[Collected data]

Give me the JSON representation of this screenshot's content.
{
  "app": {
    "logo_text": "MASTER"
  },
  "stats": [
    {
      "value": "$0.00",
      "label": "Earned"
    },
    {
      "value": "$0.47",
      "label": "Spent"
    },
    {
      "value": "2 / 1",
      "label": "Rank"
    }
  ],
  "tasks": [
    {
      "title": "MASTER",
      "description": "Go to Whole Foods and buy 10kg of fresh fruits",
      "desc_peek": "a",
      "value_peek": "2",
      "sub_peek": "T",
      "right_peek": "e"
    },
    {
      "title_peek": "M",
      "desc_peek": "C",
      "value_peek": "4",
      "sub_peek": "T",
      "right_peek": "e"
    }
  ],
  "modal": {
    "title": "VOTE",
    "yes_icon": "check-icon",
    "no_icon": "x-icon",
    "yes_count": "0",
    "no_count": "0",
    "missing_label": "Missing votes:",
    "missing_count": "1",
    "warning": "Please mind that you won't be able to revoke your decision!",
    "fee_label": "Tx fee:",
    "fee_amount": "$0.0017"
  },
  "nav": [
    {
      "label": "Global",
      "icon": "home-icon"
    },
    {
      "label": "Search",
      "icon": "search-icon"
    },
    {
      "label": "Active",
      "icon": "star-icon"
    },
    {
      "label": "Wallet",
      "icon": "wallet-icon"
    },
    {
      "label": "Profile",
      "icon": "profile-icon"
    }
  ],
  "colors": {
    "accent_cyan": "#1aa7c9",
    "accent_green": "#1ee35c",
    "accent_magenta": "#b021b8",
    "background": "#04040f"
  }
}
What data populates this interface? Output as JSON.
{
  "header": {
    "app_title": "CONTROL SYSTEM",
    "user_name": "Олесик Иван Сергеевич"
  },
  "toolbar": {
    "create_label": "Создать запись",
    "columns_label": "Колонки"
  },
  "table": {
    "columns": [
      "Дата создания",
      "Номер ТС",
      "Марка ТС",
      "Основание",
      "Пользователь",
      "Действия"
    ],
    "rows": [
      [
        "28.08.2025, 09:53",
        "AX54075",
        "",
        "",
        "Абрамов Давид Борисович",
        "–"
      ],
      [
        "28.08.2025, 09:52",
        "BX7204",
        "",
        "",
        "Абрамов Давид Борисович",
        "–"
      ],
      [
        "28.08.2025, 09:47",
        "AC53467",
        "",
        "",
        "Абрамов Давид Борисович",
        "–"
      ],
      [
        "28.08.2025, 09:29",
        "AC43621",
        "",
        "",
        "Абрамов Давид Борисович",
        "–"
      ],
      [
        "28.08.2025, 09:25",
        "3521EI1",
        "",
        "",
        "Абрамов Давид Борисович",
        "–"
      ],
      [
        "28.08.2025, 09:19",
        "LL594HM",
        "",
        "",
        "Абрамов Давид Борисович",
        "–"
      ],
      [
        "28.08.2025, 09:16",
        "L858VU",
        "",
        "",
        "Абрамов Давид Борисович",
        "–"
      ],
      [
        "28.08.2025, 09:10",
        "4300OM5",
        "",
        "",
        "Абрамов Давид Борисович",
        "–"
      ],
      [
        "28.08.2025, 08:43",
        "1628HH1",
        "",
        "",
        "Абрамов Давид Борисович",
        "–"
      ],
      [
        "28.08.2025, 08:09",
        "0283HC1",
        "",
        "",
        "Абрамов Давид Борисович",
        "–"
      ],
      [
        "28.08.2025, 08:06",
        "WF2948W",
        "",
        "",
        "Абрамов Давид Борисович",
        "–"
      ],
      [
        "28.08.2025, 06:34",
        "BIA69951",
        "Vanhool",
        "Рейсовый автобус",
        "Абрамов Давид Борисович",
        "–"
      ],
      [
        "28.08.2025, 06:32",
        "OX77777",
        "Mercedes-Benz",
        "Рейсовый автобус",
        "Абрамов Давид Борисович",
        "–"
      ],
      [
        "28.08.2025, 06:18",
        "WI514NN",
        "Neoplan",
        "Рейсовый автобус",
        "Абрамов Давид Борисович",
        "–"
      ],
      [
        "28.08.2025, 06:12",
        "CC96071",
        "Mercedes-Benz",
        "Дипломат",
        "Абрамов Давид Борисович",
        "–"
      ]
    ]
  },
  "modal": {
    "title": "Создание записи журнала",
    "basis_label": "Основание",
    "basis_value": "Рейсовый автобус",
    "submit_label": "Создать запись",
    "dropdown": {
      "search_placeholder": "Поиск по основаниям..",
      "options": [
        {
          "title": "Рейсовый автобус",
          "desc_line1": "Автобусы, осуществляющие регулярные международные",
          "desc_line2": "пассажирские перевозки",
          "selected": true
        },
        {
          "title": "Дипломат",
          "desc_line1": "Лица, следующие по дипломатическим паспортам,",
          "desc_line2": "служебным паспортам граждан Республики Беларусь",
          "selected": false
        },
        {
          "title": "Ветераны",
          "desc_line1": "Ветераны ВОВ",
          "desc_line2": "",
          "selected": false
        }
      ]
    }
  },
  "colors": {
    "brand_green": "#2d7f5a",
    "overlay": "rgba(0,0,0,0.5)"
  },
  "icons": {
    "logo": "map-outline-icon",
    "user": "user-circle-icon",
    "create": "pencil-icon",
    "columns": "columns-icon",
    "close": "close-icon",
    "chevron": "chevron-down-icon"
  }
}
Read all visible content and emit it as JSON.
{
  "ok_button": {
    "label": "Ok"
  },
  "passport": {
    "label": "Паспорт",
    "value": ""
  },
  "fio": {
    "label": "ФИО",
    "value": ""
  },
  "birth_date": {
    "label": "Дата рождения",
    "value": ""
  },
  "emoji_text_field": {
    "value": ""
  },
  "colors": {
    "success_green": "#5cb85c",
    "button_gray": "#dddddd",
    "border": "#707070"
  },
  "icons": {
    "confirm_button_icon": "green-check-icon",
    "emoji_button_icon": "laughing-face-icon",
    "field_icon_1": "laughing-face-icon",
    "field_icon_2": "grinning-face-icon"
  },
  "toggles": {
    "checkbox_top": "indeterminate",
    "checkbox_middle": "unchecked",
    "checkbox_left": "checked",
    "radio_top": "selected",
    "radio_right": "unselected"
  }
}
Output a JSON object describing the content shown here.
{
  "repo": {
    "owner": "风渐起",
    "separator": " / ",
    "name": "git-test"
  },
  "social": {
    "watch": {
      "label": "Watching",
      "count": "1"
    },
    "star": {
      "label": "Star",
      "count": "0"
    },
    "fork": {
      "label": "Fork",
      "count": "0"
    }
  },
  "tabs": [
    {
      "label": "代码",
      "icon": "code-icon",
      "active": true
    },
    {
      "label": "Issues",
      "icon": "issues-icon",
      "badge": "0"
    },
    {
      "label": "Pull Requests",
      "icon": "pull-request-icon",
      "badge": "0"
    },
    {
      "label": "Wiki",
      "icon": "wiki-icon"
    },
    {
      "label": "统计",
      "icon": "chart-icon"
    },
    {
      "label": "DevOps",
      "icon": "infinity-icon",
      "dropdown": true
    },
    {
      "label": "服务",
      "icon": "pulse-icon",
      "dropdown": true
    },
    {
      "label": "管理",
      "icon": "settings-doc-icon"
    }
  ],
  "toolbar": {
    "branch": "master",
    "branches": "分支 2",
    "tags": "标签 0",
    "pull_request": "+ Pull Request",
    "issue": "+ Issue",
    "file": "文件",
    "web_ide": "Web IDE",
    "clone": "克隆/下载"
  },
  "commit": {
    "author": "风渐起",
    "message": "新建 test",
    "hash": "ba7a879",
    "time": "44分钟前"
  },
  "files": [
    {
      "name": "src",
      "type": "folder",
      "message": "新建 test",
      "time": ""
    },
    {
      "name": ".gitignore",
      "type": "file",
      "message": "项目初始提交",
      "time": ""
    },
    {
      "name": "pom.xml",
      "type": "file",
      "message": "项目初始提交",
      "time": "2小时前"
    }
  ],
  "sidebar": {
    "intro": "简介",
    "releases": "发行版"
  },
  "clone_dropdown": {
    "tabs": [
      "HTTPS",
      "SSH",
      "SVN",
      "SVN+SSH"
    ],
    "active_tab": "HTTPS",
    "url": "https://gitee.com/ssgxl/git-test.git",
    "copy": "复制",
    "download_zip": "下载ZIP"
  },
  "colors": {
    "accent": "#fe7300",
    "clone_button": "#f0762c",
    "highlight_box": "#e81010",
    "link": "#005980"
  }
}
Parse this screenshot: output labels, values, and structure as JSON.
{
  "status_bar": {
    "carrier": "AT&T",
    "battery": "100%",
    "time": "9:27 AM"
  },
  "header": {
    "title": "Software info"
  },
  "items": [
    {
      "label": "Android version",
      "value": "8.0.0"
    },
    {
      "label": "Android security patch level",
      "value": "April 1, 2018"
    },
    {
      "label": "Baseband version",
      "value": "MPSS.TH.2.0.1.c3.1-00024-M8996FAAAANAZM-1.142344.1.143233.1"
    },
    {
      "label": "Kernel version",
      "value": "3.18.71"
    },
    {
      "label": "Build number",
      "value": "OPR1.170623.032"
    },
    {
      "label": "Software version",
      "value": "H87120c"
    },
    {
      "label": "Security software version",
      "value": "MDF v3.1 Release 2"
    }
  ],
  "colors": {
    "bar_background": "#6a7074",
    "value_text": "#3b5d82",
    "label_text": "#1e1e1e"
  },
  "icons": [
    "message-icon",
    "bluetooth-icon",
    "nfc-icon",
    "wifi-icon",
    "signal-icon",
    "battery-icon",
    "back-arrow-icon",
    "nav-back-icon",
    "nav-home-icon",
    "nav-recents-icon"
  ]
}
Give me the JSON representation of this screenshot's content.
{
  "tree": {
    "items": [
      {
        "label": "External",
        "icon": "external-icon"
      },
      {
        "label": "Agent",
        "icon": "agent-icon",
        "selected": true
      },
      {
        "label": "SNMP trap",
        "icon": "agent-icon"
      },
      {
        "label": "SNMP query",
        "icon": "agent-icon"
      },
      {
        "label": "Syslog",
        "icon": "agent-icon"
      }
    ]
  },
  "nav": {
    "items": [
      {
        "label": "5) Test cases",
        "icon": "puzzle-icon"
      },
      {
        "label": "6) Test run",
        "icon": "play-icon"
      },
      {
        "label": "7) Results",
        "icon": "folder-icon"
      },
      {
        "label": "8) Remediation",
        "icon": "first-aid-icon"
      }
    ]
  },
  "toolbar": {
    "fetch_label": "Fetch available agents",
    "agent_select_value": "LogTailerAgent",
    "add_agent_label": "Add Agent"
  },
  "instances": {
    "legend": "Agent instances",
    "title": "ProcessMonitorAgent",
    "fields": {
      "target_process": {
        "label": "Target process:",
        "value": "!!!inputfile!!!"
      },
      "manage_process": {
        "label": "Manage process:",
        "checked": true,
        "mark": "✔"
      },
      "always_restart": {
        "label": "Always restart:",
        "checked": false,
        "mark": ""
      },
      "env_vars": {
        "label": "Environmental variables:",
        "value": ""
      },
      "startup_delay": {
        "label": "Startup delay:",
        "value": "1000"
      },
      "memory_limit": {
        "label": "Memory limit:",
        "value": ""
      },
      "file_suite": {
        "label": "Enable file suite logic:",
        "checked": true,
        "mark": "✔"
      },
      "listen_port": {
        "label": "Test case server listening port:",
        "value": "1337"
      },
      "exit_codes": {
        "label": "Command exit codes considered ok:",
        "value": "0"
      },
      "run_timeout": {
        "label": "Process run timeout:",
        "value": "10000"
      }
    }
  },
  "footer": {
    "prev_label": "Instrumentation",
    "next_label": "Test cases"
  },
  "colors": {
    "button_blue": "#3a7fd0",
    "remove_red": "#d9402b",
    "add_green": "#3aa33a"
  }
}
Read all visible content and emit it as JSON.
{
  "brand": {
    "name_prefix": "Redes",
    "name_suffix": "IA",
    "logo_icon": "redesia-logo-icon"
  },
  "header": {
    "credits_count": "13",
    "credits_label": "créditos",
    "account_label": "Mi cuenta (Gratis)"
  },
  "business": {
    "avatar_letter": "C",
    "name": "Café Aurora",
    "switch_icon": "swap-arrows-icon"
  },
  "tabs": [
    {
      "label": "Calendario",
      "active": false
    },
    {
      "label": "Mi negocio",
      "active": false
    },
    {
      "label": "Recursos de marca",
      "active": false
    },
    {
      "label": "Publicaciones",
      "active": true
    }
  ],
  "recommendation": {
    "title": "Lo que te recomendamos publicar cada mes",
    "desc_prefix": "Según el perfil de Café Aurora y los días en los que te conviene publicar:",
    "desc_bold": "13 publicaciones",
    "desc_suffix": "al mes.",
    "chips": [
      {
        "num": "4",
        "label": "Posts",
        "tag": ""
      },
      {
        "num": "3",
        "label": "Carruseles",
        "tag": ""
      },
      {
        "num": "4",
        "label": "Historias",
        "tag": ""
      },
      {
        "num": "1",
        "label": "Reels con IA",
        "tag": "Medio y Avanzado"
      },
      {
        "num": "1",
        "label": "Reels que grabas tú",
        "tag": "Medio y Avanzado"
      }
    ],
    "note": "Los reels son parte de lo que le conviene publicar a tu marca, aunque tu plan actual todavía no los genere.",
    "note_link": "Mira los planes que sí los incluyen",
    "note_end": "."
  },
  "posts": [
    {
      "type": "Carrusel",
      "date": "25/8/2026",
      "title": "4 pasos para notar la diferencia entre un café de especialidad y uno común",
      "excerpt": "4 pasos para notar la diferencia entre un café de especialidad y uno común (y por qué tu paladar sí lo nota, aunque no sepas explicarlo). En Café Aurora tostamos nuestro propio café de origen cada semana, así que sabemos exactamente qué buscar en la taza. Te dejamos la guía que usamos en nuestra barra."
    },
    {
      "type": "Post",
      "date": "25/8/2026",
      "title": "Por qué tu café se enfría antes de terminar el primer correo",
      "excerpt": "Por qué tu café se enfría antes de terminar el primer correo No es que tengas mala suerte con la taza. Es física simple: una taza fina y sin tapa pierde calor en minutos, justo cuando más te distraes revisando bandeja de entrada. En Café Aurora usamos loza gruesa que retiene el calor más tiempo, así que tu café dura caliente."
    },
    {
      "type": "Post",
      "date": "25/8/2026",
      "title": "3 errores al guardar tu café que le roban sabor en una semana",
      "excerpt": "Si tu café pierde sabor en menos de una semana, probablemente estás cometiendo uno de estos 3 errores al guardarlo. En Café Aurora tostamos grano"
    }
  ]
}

§ **THE REQUEST**: Look through the listing above and count the lines where the string "marca" appears. Report the number only.

§ **THE REPLY**: 2